-- STATED GOAL --
Each line below is to be written out in full, exactly as shown.

-- DATA --
:::
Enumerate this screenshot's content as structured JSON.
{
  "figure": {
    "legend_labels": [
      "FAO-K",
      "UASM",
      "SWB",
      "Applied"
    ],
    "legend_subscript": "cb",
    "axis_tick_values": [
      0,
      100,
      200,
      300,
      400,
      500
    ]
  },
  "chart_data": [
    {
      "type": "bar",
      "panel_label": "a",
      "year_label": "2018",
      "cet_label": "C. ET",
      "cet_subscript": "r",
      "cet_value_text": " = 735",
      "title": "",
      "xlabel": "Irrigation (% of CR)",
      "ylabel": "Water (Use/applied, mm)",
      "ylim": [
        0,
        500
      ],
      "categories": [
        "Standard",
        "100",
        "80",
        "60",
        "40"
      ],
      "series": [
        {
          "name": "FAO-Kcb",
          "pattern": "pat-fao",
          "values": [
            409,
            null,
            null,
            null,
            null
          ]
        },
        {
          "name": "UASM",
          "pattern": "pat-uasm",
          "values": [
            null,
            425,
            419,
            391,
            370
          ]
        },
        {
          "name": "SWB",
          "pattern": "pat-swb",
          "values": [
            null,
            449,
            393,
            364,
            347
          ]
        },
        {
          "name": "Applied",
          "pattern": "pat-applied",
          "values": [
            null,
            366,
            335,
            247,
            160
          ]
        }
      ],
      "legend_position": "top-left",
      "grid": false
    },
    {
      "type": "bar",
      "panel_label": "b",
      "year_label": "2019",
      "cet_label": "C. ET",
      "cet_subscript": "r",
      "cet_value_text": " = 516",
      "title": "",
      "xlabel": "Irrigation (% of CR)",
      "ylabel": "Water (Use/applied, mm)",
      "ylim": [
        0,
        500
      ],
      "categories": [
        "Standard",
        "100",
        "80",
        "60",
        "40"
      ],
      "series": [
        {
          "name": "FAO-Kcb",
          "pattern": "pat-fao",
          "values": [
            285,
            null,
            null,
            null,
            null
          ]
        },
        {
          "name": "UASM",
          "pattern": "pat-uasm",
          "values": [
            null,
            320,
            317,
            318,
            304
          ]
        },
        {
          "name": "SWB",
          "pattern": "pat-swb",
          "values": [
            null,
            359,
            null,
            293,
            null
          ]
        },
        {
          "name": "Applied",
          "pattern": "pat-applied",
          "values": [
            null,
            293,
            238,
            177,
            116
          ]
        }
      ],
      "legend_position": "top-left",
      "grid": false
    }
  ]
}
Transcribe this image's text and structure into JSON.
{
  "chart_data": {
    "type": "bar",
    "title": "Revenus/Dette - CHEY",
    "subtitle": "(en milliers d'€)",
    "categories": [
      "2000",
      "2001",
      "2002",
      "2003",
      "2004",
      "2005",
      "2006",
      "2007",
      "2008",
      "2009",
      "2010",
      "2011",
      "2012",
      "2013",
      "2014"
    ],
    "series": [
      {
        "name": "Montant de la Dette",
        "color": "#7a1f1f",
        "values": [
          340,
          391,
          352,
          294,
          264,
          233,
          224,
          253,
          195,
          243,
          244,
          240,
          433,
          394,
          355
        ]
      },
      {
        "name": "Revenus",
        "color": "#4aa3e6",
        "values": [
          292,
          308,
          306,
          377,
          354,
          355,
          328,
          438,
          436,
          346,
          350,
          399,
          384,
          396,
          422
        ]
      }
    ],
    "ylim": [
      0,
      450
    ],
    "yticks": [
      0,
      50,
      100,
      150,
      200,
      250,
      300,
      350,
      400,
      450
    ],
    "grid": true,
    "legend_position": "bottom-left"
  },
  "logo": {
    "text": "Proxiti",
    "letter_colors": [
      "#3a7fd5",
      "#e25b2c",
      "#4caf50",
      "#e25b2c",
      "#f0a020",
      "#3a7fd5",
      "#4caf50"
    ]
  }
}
:::
-- SOLUTION FOR THIS PROBLEM --
Enumerate this screenshot's content as structured JSON.
{
  "figure": {
    "legend_labels": [
      "FAO-K",
      "UASM",
      "SWB",
      "Applied"
    ],
    "legend_subscript": "cb",
    "axis_tick_values": [
      0,
      100,
      200,
      300,
      400,
      500
    ]
  },
  "chart_data": [
    {
      "type": "bar",
      "panel_label": "a",
      "year_label": "2018",
      "cet_label": "C. ET",
      "cet_subscript": "r",
      "cet_value_text": " = 735",
      "title": "",
      "xlabel": "Irrigation (% of CR)",
      "ylabel": "Water (Use/applied, mm)",
      "ylim": [
        0,
        500
      ],
      "categories": [
        "Standard",
        "100",
        "80",
        "60",
        "40"
      ],
      "series": [
        {
          "name": "FAO-Kcb",
          "pattern": "pat-fao",
          "values": [
            409,
            null,
            null,
            null,
            null
          ]
        },
        {
          "name": "UASM",
          "pattern": "pat-uasm",
          "values": [
            null,
            425,
            419,
            391,
            370
          ]
        },
        {
          "name": "SWB",
          "pattern": "pat-swb",
          "values": [
            null,
            449,
            393,
            364,
            347
          ]
        },
        {
          "name": "Applied",
          "pattern": "pat-applied",
          "values": [
            null,
            366,
            335,
            247,
            160
          ]
        }
      ],
      "legend_position": "top-left",
      "grid": false
    },
    {
      "type": "bar",
      "panel_label": "b",
      "year_label": "2019",
      "cet_label": "C. ET",
      "cet_subscript": "r",
      "cet_value_text": " = 516",
      "title": "",
      "xlabel": "Irrigation (% of CR)",
      "ylabel": "Water (Use/applied, mm)",
      "ylim": [
        0,
        500
      ],
      "categories": [
        "Standard",
        "100",
        "80",
        "60",
        "40"
      ],
      "series": [
        {
          "name": "FAO-Kcb",
          "pattern": "pat-fao",
          "values": [
            285,
            null,
            null,
            null,
            null
          ]
        },
        {
          "name": "UASM",
          "pattern": "pat-uasm",
          "values": [
            null,
            320,
            317,
            318,
            304
          ]
        },
        {
          "name": "SWB",
          "pattern": "pat-swb",
          "values": [
            null,
            359,
            null,
            293,
            null
          ]
        },
        {
          "name": "Applied",
          "pattern": "pat-applied",
          "values": [
            null,
            293,
            238,
            177,
            116
          ]
        }
      ],
      "legend_position": "top-left",
      "grid": false
    }
  ]
}
Transcribe this image's text and structure into JSON.
{
  "chart_data": {
    "type": "bar",
    "title": "Revenus/Dette - CHEY",
    "subtitle": "(en milliers d'€)",
    "categories": [
      "2000",
      "2001",
      "2002",
      "2003",
      "2004",
      "2005",
      "2006",
      "2007",
      "2008",
      "2009",
      "2010",
      "2011",
      "2012",
      "2013",
      "2014"
    ],
    "series": [
      {
        "name": "Montant de la Dette",
        "color": "#7a1f1f",
        "values": [
          340,
          391,
          352,
          294,
          264,
          233,
          224,
          253,
          195,
          243,
          244,
          240,
          433,
          394,
          355
        ]
      },
      {
        "name": "Revenus",
        "color": "#4aa3e6",
        "values": [
          292,
          308,
          306,
          377,
          354,
          355,
          328,
          438,
          436,
          346,
          350,
          399,
          384,
          396,
          422
        ]
      }
    ],
    "ylim": [
      0,
      450
    ],
    "yticks": [
      0,
      50,
      100,
      150,
      200,
      250,
      300,
      350,
      400,
      450
    ],
    "grid": true,
    "legend_position": "bottom-left"
  },
  "logo": {
    "text": "Proxiti",
    "letter_colors": [
      "#3a7fd5",
      "#e25b2c",
      "#4caf50",
      "#e25b2c",
      "#f0a020",
      "#3a7fd5",
      "#4caf50"
    ]
  }
}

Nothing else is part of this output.